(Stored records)
——

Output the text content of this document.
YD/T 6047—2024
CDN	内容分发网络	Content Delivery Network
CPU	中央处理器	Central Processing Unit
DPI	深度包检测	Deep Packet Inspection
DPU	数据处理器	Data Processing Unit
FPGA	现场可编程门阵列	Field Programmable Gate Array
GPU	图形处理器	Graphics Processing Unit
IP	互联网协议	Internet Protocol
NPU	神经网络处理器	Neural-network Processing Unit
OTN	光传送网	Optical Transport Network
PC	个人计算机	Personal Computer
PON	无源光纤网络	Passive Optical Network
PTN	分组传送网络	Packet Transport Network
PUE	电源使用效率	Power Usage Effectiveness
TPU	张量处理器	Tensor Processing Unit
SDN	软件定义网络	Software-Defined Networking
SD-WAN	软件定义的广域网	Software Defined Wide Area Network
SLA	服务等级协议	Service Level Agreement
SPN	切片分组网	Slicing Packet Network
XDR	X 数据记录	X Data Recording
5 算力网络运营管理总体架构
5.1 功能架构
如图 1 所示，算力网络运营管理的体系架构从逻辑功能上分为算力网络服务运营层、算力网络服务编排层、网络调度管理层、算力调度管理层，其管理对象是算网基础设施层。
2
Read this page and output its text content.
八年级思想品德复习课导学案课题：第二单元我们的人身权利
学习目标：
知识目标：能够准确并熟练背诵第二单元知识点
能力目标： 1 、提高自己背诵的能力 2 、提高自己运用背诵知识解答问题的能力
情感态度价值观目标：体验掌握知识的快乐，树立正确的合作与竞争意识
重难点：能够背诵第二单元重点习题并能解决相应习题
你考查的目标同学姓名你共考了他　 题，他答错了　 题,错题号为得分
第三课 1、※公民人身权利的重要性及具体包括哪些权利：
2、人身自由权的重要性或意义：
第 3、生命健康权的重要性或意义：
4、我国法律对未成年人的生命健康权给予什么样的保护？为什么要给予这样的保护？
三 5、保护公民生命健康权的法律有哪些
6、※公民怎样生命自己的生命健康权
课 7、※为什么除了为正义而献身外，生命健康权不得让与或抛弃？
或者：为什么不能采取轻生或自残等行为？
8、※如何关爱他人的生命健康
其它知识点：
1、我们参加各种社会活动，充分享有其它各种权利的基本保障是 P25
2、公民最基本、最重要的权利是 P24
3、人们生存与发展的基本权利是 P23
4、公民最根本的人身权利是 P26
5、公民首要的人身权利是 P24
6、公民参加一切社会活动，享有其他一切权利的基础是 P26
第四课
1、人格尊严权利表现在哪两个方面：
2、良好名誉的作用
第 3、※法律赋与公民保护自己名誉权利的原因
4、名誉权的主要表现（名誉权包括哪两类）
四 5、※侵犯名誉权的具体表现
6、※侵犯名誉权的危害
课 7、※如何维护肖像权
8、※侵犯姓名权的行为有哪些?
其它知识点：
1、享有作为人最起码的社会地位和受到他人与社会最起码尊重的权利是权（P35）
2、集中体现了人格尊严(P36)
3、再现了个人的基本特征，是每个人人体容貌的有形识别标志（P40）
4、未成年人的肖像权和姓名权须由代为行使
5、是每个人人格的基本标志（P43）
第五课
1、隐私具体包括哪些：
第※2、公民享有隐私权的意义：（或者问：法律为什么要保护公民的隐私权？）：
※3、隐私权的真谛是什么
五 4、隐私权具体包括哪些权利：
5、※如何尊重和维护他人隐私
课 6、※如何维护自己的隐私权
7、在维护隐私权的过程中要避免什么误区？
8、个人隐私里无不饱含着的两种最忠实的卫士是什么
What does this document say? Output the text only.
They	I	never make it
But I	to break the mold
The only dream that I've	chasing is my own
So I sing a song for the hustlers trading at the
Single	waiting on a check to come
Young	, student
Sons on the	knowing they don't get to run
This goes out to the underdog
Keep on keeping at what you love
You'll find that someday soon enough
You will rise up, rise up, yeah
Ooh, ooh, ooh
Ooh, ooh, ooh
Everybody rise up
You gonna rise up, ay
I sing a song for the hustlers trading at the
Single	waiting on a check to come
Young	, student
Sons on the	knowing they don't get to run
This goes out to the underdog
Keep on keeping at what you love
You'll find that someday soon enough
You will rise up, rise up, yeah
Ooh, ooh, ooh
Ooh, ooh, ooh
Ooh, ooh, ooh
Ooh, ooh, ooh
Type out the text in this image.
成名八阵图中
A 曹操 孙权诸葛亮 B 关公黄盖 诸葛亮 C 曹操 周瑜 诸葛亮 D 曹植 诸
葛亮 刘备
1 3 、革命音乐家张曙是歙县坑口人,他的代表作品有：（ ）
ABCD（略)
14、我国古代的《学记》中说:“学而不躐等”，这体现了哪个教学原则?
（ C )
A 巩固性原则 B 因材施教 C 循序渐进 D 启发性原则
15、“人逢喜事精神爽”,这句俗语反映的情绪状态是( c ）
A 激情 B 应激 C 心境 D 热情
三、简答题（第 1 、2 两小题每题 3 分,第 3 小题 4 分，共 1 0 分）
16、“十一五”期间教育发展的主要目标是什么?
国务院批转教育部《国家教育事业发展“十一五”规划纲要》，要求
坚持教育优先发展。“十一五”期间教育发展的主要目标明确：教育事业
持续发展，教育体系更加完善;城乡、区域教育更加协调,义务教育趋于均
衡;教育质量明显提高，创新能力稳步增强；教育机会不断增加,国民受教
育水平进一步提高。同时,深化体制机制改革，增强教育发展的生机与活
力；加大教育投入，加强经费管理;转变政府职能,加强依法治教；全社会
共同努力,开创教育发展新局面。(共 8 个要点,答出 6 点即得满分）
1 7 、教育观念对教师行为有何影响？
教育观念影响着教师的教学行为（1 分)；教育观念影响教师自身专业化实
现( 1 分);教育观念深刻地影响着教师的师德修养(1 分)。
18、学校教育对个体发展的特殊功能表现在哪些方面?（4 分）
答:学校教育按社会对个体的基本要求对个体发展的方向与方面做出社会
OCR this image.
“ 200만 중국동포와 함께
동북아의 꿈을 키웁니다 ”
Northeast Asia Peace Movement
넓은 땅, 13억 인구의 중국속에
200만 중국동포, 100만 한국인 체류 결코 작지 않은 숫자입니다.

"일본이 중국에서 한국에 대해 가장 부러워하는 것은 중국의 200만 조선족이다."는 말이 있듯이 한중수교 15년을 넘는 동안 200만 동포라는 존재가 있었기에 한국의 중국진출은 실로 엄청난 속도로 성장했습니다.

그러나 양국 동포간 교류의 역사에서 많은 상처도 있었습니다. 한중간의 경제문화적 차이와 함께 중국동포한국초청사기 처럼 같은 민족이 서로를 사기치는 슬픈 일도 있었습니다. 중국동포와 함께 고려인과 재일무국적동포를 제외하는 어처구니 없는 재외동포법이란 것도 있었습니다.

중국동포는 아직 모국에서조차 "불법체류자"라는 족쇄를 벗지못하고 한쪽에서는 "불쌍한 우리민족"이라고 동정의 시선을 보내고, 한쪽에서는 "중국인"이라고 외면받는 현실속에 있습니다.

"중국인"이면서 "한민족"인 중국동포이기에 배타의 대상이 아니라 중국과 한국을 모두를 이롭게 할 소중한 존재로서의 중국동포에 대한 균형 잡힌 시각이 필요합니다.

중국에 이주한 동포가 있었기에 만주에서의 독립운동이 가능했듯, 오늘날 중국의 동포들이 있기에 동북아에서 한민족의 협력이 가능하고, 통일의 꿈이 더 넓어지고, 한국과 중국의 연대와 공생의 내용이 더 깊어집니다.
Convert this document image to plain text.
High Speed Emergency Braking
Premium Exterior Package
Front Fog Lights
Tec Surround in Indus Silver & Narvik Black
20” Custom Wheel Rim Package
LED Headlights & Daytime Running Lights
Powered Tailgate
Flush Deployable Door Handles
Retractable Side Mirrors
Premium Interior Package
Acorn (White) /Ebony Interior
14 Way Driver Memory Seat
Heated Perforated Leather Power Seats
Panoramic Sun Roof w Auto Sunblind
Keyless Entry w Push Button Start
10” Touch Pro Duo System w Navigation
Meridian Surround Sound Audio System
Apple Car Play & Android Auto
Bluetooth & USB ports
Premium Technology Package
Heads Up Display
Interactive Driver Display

——

● **Stated exercise**: Check each line above for the word "Defined", and copy the lines where it appears.

● **Correct result**:
SDN	软件定义网络	Software-Defined Networking
SD-WAN	软件定义的广域网	Software Defined Wide Area Network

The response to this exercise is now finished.